[What is asked] Below is a listing; copy all of it exactly.
-- START OF Material for this exercise --
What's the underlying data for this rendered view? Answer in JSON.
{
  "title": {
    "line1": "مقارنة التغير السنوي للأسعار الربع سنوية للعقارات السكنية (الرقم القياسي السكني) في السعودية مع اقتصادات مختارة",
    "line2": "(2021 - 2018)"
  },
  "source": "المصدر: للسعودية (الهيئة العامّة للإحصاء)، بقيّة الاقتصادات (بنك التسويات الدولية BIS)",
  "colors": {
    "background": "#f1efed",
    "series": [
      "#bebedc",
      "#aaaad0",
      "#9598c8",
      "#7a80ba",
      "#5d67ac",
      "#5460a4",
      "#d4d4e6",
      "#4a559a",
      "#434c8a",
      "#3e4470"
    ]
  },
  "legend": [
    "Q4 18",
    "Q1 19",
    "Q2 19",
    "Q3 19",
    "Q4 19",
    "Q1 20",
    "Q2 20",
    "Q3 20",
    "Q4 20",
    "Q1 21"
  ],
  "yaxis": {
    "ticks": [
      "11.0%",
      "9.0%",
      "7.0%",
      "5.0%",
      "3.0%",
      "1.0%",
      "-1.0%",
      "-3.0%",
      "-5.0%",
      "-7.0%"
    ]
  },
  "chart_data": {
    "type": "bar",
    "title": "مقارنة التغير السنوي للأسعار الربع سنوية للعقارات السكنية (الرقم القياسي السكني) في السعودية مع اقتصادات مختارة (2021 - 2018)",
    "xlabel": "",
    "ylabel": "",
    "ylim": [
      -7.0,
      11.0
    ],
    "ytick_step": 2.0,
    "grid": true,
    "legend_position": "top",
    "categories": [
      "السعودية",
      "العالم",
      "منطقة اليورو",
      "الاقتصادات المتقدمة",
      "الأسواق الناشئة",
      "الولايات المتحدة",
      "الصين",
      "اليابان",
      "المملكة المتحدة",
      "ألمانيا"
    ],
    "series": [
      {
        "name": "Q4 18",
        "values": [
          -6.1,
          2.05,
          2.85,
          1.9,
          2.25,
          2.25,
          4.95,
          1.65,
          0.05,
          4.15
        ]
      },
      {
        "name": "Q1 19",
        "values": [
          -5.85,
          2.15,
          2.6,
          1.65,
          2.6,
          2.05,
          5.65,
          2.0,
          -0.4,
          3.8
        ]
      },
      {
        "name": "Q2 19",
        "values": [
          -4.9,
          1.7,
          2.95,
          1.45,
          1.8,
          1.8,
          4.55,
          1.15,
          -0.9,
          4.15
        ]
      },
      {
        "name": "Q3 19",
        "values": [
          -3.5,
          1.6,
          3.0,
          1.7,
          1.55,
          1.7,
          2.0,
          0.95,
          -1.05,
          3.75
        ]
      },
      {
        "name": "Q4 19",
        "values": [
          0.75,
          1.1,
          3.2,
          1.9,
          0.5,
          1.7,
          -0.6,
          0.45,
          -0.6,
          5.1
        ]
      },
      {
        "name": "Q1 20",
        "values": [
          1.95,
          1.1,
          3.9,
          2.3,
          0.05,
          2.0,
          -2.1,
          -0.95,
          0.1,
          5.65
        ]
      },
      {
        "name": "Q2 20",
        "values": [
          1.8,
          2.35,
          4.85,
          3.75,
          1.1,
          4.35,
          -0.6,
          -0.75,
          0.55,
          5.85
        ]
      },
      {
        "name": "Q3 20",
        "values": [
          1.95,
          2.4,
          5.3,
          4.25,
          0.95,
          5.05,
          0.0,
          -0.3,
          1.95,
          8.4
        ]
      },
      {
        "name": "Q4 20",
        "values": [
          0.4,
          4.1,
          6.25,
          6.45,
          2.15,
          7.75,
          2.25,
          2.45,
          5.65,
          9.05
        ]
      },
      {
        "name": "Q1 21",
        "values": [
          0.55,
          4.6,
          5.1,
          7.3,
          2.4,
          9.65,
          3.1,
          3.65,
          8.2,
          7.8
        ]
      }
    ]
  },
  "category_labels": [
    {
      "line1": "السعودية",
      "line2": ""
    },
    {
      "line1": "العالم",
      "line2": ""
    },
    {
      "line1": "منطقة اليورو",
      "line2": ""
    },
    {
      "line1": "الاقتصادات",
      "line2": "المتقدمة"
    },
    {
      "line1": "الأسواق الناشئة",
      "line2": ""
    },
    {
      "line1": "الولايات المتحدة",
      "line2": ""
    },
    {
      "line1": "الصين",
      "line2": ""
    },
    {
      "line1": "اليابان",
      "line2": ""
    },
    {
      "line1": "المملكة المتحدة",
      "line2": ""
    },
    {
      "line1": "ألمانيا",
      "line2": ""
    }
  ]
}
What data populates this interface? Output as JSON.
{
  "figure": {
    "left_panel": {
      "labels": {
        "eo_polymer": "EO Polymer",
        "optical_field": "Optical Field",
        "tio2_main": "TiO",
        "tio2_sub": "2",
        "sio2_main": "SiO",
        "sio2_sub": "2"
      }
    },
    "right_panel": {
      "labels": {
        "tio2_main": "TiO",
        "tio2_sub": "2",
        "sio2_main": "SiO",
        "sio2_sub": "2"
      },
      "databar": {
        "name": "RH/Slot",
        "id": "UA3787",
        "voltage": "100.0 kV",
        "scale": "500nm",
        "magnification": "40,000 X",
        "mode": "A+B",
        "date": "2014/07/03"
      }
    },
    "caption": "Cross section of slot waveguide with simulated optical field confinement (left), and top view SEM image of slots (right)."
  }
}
-- END OF Material for this exercise --
[Output below]
What's the underlying data for this rendered view? Answer in JSON.
{
  "title": {
    "line1": "مقارنة التغير السنوي للأسعار الربع سنوية للعقارات السكنية (الرقم القياسي السكني) في السعودية مع اقتصادات مختارة",
    "line2": "(2021 - 2018)"
  },
  "source": "المصدر: للسعودية (الهيئة العامّة للإحصاء)، بقيّة الاقتصادات (بنك التسويات الدولية BIS)",
  "colors": {
    "background": "#f1efed",
    "series": [
      "#bebedc",
      "#aaaad0",
      "#9598c8",
      "#7a80ba",
      "#5d67ac",
      "#5460a4",
      "#d4d4e6",
      "#4a559a",
      "#434c8a",
      "#3e4470"
    ]
  },
  "legend": [
    "Q4 18",
    "Q1 19",
    "Q2 19",
    "Q3 19",
    "Q4 19",
    "Q1 20",
    "Q2 20",
    "Q3 20",
    "Q4 20",
    "Q1 21"
  ],
  "yaxis": {
    "ticks": [
      "11.0%",
      "9.0%",
      "7.0%",
      "5.0%",
      "3.0%",
      "1.0%",
      "-1.0%",
      "-3.0%",
      "-5.0%",
      "-7.0%"
    ]
  },
  "chart_data": {
    "type": "bar",
    "title": "مقارنة التغير السنوي للأسعار الربع سنوية للعقارات السكنية (الرقم القياسي السكني) في السعودية مع اقتصادات مختارة (2021 - 2018)",
    "xlabel": "",
    "ylabel": "",
    "ylim": [
      -7.0,
      11.0
    ],
    "ytick_step": 2.0,
    "grid": true,
    "legend_position": "top",
    "categories": [
      "السعودية",
      "العالم",
      "منطقة اليورو",
      "الاقتصادات المتقدمة",
      "الأسواق الناشئة",
      "الولايات المتحدة",
      "الصين",
      "اليابان",
      "المملكة المتحدة",
      "ألمانيا"
    ],
    "series": [
      {
        "name": "Q4 18",
        "values": [
          -6.1,
          2.05,
          2.85,
          1.9,
          2.25,
          2.25,
          4.95,
          1.65,
          0.05,
          4.15
        ]
      },
      {
        "name": "Q1 19",
        "values": [
          -5.85,
          2.15,
          2.6,
          1.65,
          2.6,
          2.05,
          5.65,
          2.0,
          -0.4,
          3.8
        ]
      },
      {
        "name": "Q2 19",
        "values": [
          -4.9,
          1.7,
          2.95,
          1.45,
          1.8,
          1.8,
          4.55,
          1.15,
          -0.9,
          4.15
        ]
      },
      {
        "name": "Q3 19",
        "values": [
          -3.5,
          1.6,
          3.0,
          1.7,
          1.55,
          1.7,
          2.0,
          0.95,
          -1.05,
          3.75
        ]
      },
      {
        "name": "Q4 19",
        "values": [
          0.75,
          1.1,
          3.2,
          1.9,
          0.5,
          1.7,
          -0.6,
          0.45,
          -0.6,
          5.1
        ]
      },
      {
        "name": "Q1 20",
        "values": [
          1.95,
          1.1,
          3.9,
          2.3,
          0.05,
          2.0,
          -2.1,
          -0.95,
          0.1,
          5.65
        ]
      },
      {
        "name": "Q2 20",
        "values": [
          1.8,
          2.35,
          4.85,
          3.75,
          1.1,
          4.35,
          -0.6,
          -0.75,
          0.55,
          5.85
        ]
      },
      {
        "name": "Q3 20",
        "values": [
          1.95,
          2.4,
          5.3,
          4.25,
          0.95,
          5.05,
          0.0,
          -0.3,
          1.95,
          8.4
        ]
      },
      {
        "name": "Q4 20",
        "values": [
          0.4,
          4.1,
          6.25,
          6.45,
          2.15,
          7.75,
          2.25,
          2.45,
          5.65,
          9.05
        ]
      },
      {
        "name": "Q1 21",
        "values": [
          0.55,
          4.6,
          5.1,
          7.3,
          2.4,
          9.65,
          3.1,
          3.65,
          8.2,
          7.8
        ]
      }
    ]
  },
  "category_labels": [
    {
      "line1": "السعودية",
      "line2": ""
    },
    {
      "line1": "العالم",
      "line2": ""
    },
    {
      "line1": "منطقة اليورو",
      "line2": ""
    },
    {
      "line1": "الاقتصادات",
      "line2": "المتقدمة"
    },
    {
      "line1": "الأسواق الناشئة",
      "line2": ""
    },
    {
      "line1": "الولايات المتحدة",
      "line2": ""
    },
    {
      "line1": "الصين",
      "line2": ""
    },
    {
      "line1": "اليابان",
      "line2": ""
    },
    {
      "line1": "المملكة المتحدة",
      "line2": ""
    },
    {
      "line1": "ألمانيا",
      "line2": ""
    }
  ]
}
What data populates this interface? Output as JSON.
{
  "figure": {
    "left_panel": {
      "labels": {
        "eo_polymer": "EO Polymer",
        "optical_field": "Optical Field",
        "tio2_main": "TiO",
        "tio2_sub": "2",
        "sio2_main": "SiO",
        "sio2_sub": "2"
      }
    },
    "right_panel": {
      "labels": {
        "tio2_main": "TiO",
        "tio2_sub": "2",
        "sio2_main": "SiO",
        "sio2_sub": "2"
      },
      "databar": {
        "name": "RH/Slot",
        "id": "UA3787",
        "voltage": "100.0 kV",
        "scale": "500nm",
        "magnification": "40,000 X",
        "mode": "A+B",
        "date": "2014/07/03"
      }
    },
    "caption": "Cross section of slot waveguide with simulated optical field confinement (left), and top view SEM image of slots (right)."
  }
}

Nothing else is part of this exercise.